WORK REQUIRED ▸ Gather, from the data below, each line in which the word "java" occurs.

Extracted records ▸
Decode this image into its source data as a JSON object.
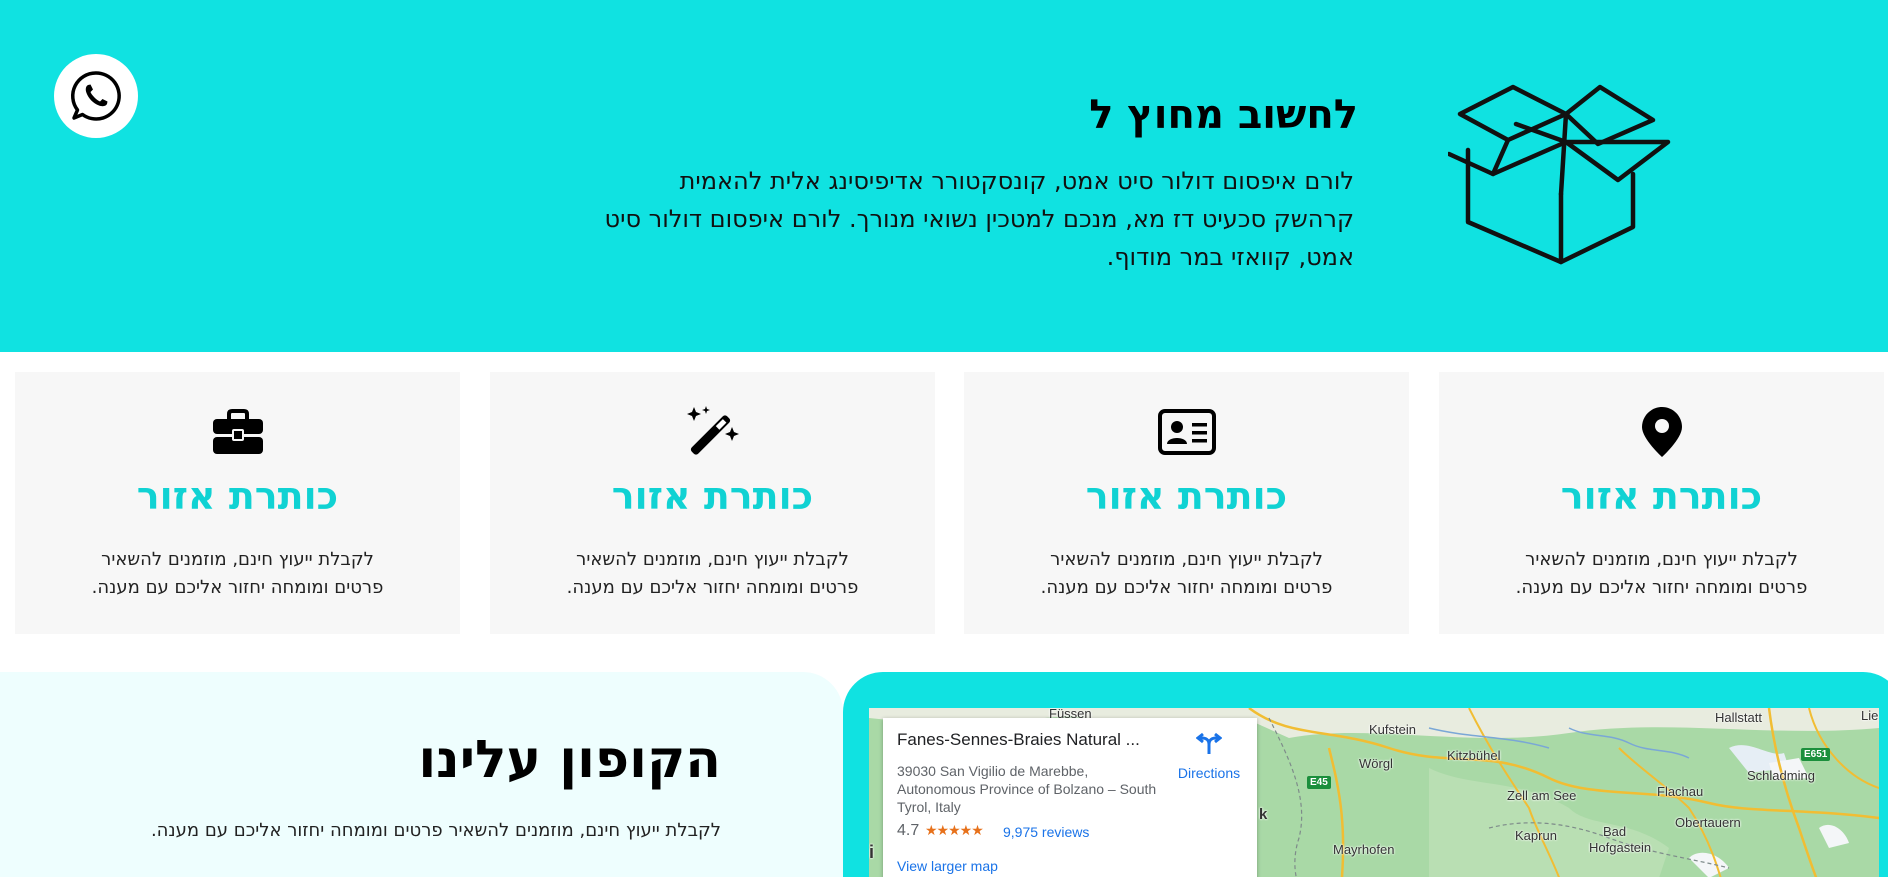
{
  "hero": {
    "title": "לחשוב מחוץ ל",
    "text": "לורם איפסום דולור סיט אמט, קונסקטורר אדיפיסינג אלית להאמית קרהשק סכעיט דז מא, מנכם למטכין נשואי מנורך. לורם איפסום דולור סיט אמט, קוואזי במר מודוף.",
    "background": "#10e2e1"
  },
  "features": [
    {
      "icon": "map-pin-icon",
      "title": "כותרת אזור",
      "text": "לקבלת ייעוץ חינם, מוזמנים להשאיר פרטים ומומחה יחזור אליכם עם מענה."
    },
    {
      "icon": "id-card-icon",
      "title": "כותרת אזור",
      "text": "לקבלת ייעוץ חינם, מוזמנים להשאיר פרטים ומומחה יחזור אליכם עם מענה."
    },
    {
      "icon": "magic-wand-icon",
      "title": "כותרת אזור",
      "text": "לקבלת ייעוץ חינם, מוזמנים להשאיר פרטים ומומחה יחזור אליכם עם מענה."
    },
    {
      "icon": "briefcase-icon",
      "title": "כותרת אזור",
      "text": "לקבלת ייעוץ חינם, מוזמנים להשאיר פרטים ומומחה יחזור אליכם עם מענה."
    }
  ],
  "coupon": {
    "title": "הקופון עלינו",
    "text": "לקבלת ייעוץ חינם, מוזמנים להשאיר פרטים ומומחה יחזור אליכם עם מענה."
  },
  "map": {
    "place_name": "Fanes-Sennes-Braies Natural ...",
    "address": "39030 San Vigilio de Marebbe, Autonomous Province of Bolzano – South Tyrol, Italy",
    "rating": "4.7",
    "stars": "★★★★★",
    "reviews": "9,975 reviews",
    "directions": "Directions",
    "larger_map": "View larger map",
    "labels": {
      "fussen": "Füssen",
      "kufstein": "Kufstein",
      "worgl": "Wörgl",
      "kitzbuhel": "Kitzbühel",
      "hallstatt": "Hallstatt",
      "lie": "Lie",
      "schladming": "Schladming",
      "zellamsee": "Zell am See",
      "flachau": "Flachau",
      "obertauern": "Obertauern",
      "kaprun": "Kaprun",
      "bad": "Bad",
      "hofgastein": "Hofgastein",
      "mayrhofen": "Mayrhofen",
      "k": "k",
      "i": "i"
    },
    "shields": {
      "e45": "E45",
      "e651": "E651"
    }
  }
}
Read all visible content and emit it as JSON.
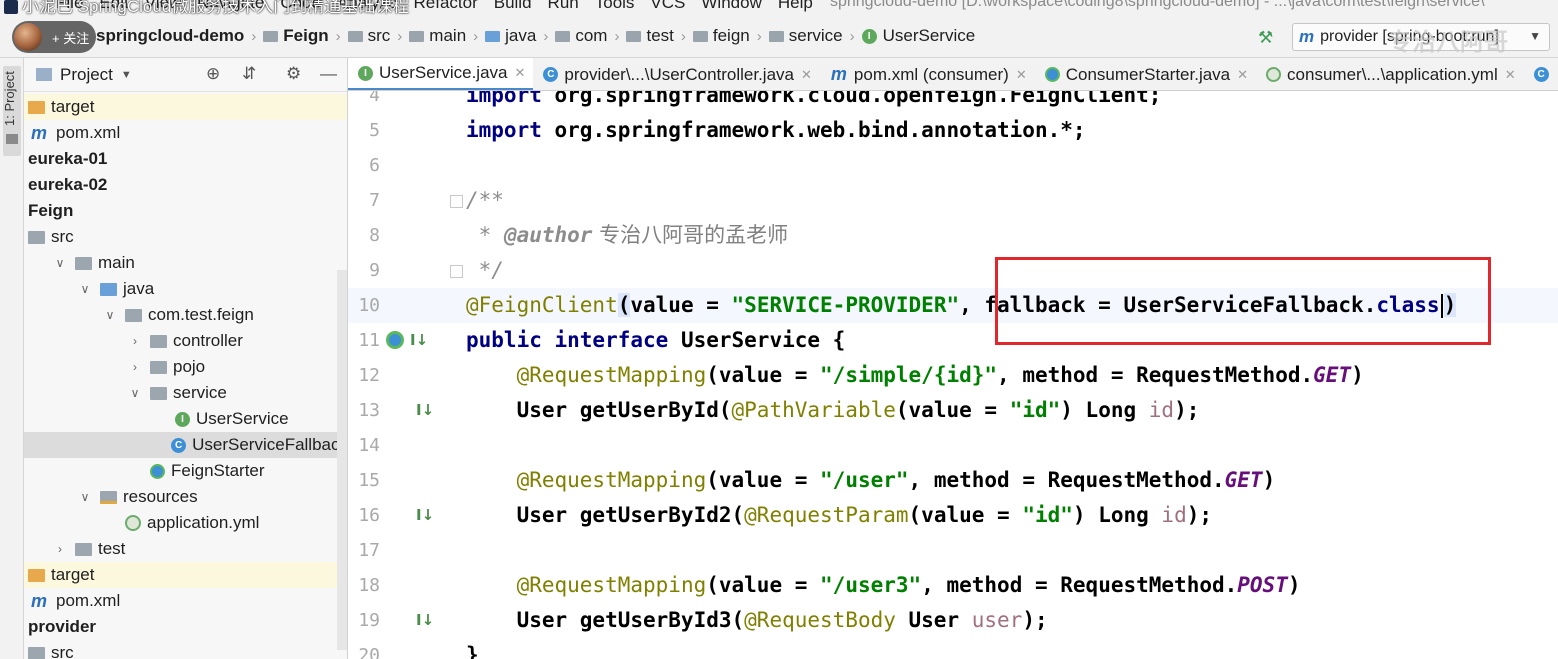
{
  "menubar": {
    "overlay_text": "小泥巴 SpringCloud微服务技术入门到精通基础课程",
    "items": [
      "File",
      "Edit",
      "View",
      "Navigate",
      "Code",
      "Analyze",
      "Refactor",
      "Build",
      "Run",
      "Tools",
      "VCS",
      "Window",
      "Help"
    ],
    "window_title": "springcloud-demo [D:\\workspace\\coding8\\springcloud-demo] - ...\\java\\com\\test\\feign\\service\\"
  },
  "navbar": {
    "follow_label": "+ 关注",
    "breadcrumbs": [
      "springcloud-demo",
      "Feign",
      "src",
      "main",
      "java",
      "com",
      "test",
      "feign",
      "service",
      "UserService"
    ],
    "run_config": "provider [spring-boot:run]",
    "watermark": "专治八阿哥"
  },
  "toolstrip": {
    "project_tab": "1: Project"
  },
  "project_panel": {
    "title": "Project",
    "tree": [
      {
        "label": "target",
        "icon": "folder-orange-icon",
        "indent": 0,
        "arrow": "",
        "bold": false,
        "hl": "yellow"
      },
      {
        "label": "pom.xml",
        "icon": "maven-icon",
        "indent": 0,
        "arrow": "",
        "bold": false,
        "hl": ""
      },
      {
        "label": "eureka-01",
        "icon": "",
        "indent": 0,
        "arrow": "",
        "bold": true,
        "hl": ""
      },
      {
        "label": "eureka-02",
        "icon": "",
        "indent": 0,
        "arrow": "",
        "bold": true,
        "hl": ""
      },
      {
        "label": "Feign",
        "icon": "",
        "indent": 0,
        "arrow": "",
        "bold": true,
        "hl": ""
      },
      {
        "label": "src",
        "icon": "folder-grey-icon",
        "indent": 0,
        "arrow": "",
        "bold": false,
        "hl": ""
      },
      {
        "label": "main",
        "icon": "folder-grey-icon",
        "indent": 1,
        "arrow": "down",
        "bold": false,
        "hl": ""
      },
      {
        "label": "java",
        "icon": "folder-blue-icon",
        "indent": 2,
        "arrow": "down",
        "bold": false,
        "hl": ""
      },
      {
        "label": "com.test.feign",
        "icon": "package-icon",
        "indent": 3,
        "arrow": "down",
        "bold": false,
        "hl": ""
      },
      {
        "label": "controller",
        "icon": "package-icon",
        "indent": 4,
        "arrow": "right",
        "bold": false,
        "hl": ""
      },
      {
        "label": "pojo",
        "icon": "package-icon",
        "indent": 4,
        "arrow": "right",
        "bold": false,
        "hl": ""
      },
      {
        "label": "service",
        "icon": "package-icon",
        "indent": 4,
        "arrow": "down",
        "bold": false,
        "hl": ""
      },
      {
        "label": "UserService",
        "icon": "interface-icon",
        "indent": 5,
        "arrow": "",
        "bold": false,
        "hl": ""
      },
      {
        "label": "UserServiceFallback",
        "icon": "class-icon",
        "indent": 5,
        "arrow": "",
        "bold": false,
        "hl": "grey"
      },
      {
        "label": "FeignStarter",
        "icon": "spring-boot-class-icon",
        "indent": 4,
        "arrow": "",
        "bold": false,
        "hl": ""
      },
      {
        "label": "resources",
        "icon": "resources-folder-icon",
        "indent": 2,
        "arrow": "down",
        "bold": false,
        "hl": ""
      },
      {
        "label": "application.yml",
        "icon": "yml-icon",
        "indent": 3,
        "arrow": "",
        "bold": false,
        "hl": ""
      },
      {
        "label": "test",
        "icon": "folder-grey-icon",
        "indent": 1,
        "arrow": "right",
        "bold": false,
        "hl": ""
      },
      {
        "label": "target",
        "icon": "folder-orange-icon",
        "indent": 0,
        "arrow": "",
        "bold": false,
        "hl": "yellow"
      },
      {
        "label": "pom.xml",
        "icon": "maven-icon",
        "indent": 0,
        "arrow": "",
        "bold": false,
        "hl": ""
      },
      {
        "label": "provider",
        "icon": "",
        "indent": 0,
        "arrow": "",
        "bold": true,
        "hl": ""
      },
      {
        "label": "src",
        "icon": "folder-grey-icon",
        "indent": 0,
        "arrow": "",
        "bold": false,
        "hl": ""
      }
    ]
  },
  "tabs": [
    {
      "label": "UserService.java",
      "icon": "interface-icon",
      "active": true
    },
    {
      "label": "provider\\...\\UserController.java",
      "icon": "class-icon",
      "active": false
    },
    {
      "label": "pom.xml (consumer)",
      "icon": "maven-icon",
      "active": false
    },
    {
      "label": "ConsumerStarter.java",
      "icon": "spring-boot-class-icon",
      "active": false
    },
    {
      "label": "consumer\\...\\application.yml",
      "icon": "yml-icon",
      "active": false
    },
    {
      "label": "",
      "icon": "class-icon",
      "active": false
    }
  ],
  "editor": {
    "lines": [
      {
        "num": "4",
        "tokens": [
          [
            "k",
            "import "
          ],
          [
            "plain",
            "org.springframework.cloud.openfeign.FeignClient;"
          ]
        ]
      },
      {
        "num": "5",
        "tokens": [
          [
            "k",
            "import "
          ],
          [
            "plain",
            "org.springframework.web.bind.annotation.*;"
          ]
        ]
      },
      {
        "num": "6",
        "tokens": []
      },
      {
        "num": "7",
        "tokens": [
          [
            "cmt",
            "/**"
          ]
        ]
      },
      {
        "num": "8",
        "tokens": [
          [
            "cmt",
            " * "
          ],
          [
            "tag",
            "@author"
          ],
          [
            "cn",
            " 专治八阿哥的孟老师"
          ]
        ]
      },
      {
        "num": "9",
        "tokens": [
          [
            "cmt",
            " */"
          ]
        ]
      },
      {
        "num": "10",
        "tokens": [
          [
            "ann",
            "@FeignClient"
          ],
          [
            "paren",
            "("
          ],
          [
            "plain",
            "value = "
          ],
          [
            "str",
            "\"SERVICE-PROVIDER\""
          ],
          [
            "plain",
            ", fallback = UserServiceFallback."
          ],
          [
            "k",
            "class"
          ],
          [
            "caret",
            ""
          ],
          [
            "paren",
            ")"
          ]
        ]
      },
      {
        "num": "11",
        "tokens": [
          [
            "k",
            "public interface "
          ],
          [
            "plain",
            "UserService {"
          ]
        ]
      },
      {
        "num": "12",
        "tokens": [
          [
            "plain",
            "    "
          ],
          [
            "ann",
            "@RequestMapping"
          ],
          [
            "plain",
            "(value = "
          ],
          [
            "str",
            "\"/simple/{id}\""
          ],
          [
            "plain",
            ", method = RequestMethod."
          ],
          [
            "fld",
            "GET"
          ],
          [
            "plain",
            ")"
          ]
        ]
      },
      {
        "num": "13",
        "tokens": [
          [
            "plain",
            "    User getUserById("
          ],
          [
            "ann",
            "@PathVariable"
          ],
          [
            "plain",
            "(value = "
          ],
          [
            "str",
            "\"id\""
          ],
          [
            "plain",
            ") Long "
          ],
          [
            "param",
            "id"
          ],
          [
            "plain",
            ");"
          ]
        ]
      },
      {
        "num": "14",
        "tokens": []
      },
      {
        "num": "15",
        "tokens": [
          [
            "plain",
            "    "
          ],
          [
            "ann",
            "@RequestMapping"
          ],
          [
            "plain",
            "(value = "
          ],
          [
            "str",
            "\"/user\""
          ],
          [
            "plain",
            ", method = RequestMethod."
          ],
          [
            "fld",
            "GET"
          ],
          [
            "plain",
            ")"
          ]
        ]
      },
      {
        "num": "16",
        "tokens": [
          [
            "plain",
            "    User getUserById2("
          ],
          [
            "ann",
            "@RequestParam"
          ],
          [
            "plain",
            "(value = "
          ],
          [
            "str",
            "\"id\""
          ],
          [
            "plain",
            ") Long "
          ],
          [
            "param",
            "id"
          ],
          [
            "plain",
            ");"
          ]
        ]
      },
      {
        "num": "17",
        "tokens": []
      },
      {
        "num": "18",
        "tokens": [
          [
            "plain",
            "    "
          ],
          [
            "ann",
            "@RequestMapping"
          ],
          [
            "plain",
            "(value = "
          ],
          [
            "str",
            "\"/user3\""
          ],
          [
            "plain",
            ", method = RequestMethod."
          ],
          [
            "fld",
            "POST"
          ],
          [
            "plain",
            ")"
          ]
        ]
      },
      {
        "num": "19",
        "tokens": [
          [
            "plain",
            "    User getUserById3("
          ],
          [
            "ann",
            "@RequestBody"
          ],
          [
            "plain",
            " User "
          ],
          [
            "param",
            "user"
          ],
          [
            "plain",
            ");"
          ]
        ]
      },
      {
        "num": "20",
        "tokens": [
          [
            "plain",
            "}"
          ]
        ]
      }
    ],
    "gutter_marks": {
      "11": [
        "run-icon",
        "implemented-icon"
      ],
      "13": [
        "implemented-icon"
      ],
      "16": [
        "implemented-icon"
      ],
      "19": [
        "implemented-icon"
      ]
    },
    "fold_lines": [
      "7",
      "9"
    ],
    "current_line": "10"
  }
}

ANSWER TO THIS TASK ▸
    "window_title": "springcloud-demo [D:\\workspace\\coding8\\springcloud-demo] - ...\\java\\com\\test\\feign\\service\\"
      "java",
        "label": "java",
      "label": "UserService.java",
      "label": "provider\\...\\UserController.java",
      "label": "ConsumerStarter.java",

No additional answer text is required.